*Problem description*.
Filter the listing below, keeping only the lines with the word "American".

*Materials provided*.
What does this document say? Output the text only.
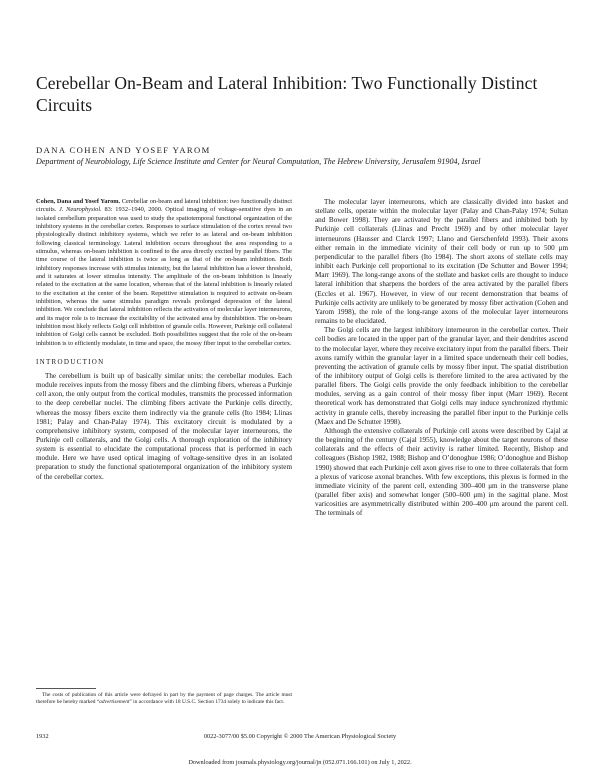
Cerebellar On-Beam and Lateral Inhibition: Two Functionally Distinct Circuits
DANA COHEN AND YOSEF YAROM
Department of Neurobiology, Life Science Institute and Center for Neural Computation, The Hebrew University, Jerusalem 91904, Israel

Cohen, Dana and Yosef Yarom. Cerebellar on-beam and lateral inhibition: two functionally distinct circuits. J. Neurophysiol. 83: 1932–1940, 2000. Optical imaging of voltage-sensitive dyes in an isolated cerebellum preparation was used to study the spatiotemporal functional organization of the inhibitory systems in the cerebellar cortex. Responses to surface stimulation of the cortex reveal two physiologically distinct inhibitory systems, which we refer to as lateral and on-beam inhibition following classical terminology. Lateral inhibition occurs throughout the area responding to a stimulus, whereas on-beam inhibition is confined to the area directly excited by parallel fibers. The time course of the lateral inhibition is twice as long as that of the on-beam inhibition. Both inhibitory responses increase with stimulus intensity, but the lateral inhibition has a lower threshold, and it saturates at lower stimulus intensity. The amplitude of the on-beam inhibition is linearly related to the excitation at the same location, whereas that of the lateral inhibition is linearly related to the excitation at the center of the beam. Repetitive stimulation is required to activate on-beam inhibition, whereas the same stimulus paradigm reveals prolonged depression of the lateral inhibition. We conclude that lateral inhibition reflects the activation of molecular layer interneurons, and its major role is to increase the excitability of the activated area by disinhibition. The on-beam inhibition most likely reflects Golgi cell inhibition of granule cells. However, Purkinje cell collateral inhibition of Golgi cells cannot be excluded. Both possibilities suggest that the role of the on-beam inhibition is to efficiently modulate, in time and space, the mossy fiber input to the cerebellar cortex.

INTRODUCTION

The cerebellum is built up of basically similar units: the cerebellar modules. Each module receives inputs from the mossy fibers and the climbing fibers, whereas a Purkinje cell axon, the only output from the cortical modules, transmits the processed information to the deep cerebellar nuclei. The climbing fibers activate the Purkinje cells directly, whereas the mossy fibers excite them indirectly via the granule cells (Ito 1984; Llinas 1981; Palay and Chan-Palay 1974). This excitatory circuit is modulated by a comprehensive inhibitory system, composed of the molecular layer interneurons, the Purkinje cell collaterals, and the Golgi cells. A thorough exploration of the inhibitory system is essential to elucidate the computational process that is performed in each module. Here we have used optical imaging of voltage-sensitive dyes in an isolated preparation to study the functional spatiotemporal organization of the inhibitory system of the cerebellar cortex.

The molecular layer interneurons, which are classically divided into basket and stellate cells, operate within the molecular layer (Palay and Chan-Palay 1974; Sultan and Bower 1998). They are activated by the parallel fibers and inhibited both by Purkinje cell collaterals (Llinas and Precht 1969) and by other molecular layer interneurons (Hausser and Clarck 1997; Llano and Gerschenfeld 1993). Their axons either remain in the immediate vicinity of their cell body or run up to 500 μm perpendicular to the parallel fibers (Ito 1984). The short axons of stellate cells may inhibit each Purkinje cell proportional to its excitation (De Schutter and Bower 1994; Marr 1969). The long-range axons of the stellate and basket cells are thought to induce lateral inhibition that sharpens the borders of the area activated by the parallel fibers (Eccles et al. 1967). However, in view of our recent demonstration that beams of Purkinje cells activity are unlikely to be generated by mossy fiber activation (Cohen and Yarom 1998), the role of the long-range axons of the molecular layer interneurons remains to be elucidated.

The Golgi cells are the largest inhibitory interneuron in the cerebellar cortex. Their cell bodies are located in the upper part of the granular layer, and their dendrites ascend to the molecular layer, where they receive excitatory input from the parallel fibers. Their axons ramify within the granular layer in a limited space underneath their cell bodies, preventing the activation of granule cells by mossy fiber input. The spatial distribution of the inhibitory output of Golgi cells is therefore limited to the area activated by the parallel fibers. The Golgi cells provide the only feedback inhibition to the cerebellar modules, serving as a gain control of their mossy fiber input (Marr 1969). Recent theoretical work has demonstrated that Golgi cells may induce synchronized rhythmic activity in granule cells, thereby increasing the parallel fiber input to the Purkinje cells (Maex and De Schutter 1998).

Although the extensive collaterals of Purkinje cell axons were described by Cajal at the beginning of the century (Cajal 1955), knowledge about the target neurons of these collaterals and the effects of their activity is rather limited. Recently, Bishop and colleagues (Bishop 1982, 1988; Bishop and O’donoghue 1986; O’donoghue and Bishop 1990) showed that each Purkinje cell axon gives rise to one to three collaterals that form a plexus of varicose axonal branches. With few exceptions, this plexus is formed in the immediate vicinity of the parent cell, extending 300–400 μm in the transverse plane (parallel fiber axis) and somewhat longer (500–600 μm) in the sagittal plane. Most varicosities are asymmetrically distributed within 200–400 μm around the parent cell. The terminals of

The costs of publication of this article were defrayed in part by the payment of page charges. The article must therefore be hereby marked “advertisement” in accordance with 18 U.S.C. Section 1734 solely to indicate this fact.

1932	0022-3077/00 $5.00 Copyright © 2000 The American Physiological Society
Downloaded from journals.physiology.org/journal/jn (052.071.166.101) on July 1, 2022.
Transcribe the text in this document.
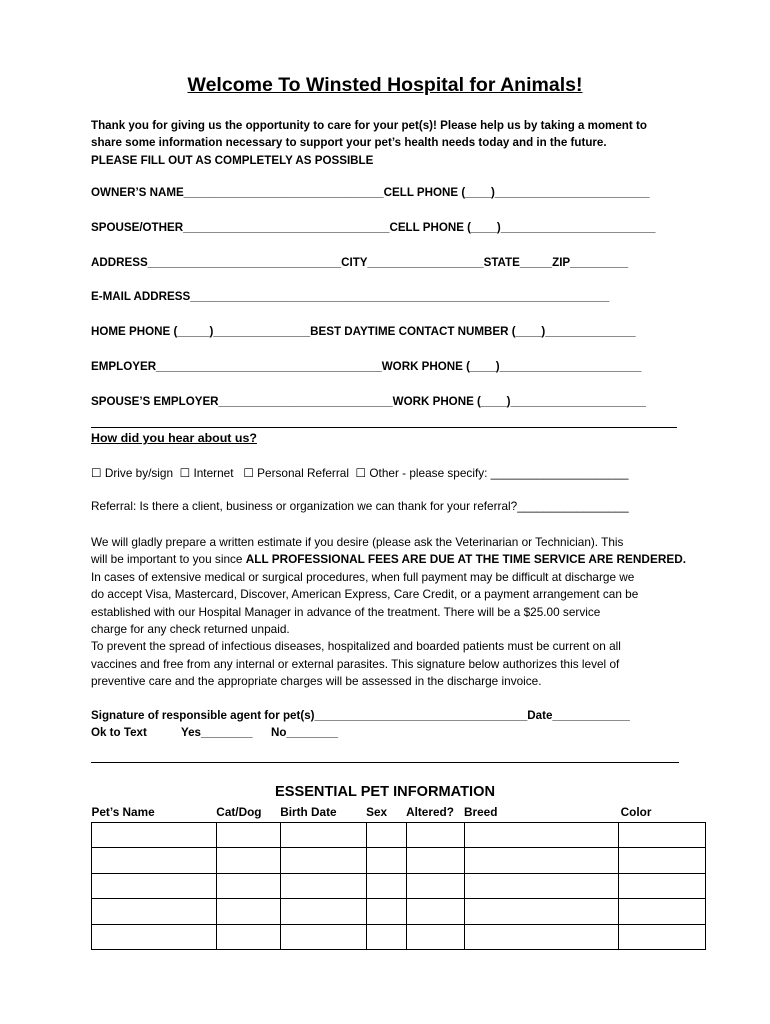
Welcome To Winsted Hospital for Animals!

Thank you for giving us the opportunity to care for your pet(s)! Please help us by taking a moment to

share some information necessary to support your pet’s health needs today and in the future.

PLEASE FILL OUT AS COMPLETELY AS POSSIBLE

OWNER’S NAME_______________________________CELL PHONE (____)________________________
SPOUSE/OTHER________________________________CELL PHONE (____)________________________
ADDRESS______________________________CITY__________________STATE_____ZIP_________
E-MAIL ADDRESS_________________________________________________________________
HOME PHONE (_____)_______________BEST DAYTIME CONTACT NUMBER (____)______________
EMPLOYER___________________________________WORK PHONE (____)______________________
SPOUSE’S EMPLOYER___________________________WORK PHONE (____)_____________________
How did you hear about us?
☐ Drive by/sign ☐ Internet ☐ Personal Referral ☐ Other - please specify: _____________________
Referral: Is there a client, business or organization we can thank for your referral?_________________

We will gladly prepare a written estimate if you desire (please ask the Veterinarian or Technician). This

will be important to you since ALL PROFESSIONAL FEES ARE DUE AT THE TIME SERVICE ARE RENDERED.

In cases of extensive medical or surgical procedures, when full payment may be difficult at discharge we

do accept Visa, Mastercard, Discover, American Express, Care Credit, or a payment arrangement can be

established with our Hospital Manager in advance of the treatment. There will be a $25.00 service

charge for any check returned unpaid.

To prevent the spread of infectious diseases, hospitalized and boarded patients must be current on all

vaccines and free from any internal or external parasites. This signature below authorizes this level of

preventive care and the appropriate charges will be assessed in the discharge invoice.

Signature of responsible agent for pet(s)_________________________________Date____________

Ok to Text	Yes________ No________

ESSENTIAL PET INFORMATION
Pet’s Name	Cat/Dog	Birth Date	Sex	Altered?	Breed	Color
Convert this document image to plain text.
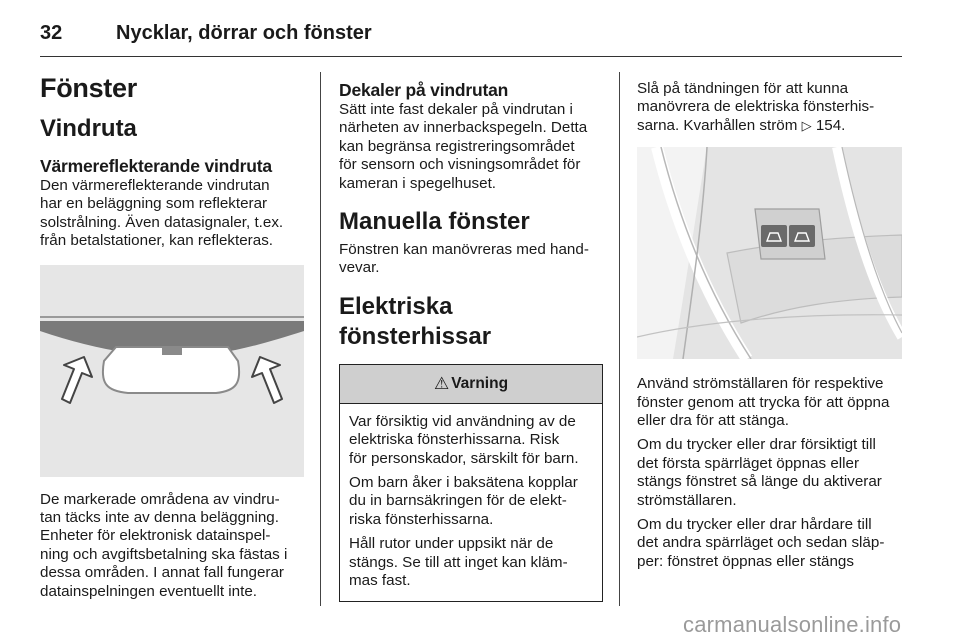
32	Nycklar, dörrar och fönster
Fönster
Vindruta
Värmereflekterande vindruta

Den värmereflekterande vindrutan
har en beläggning som reflekterar
solstrålning. Även datasignaler, t.ex.
från betalstationer, kan reflekteras.

De markerade områdena av vindru-
tan täcks inte av denna beläggning.
Enheter för elektronisk datainspel-
ning och avgiftsbetalning ska fästas i
dessa områden. I annat fall fungerar
datainspelningen eventuellt inte.

Dekaler på vindrutan

Sätt inte fast dekaler på vindrutan i
närheten av innerbackspegeln. Detta
kan begränsa registreringsområdet
för sensorn och visningsområdet för
kameran i spegelhuset.

Manuella fönster

Fönstren kan manövreras med hand-
vevar.

Elektriska fönsterhissar
⚠ Varning

Var försiktig vid användning av de
elektriska fönsterhissarna. Risk
för personskador, särskilt för barn.

Om barn åker i baksätena kopplar
du in barnsäkringen för de elekt-
riska fönsterhissarna.

Håll rutor under uppsikt när de
stängs. Se till att inget kan kläm-
mas fast.

Slå på tändningen för att kunna
manövrera de elektriska fönsterhis-
sarna. Kvarhållen ström ▷ 154.

Använd strömställaren för respektive
fönster genom att trycka för att öppna
eller dra för att stänga.

Om du trycker eller drar försiktigt till
det första spärrläget öppnas eller
stängs fönstret så länge du aktiverar
strömställaren.

Om du trycker eller drar hårdare till
det andra spärrläget och sedan släp-
per: fönstret öppnas eller stängs

carmanualsonline.info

*Written answer*.
1932	0022-3077/00 $5.00 Copyright © 2000 The American Physiological Society
do accept Visa, Mastercard, Discover, American Express, Care Credit, or a payment arrangement can be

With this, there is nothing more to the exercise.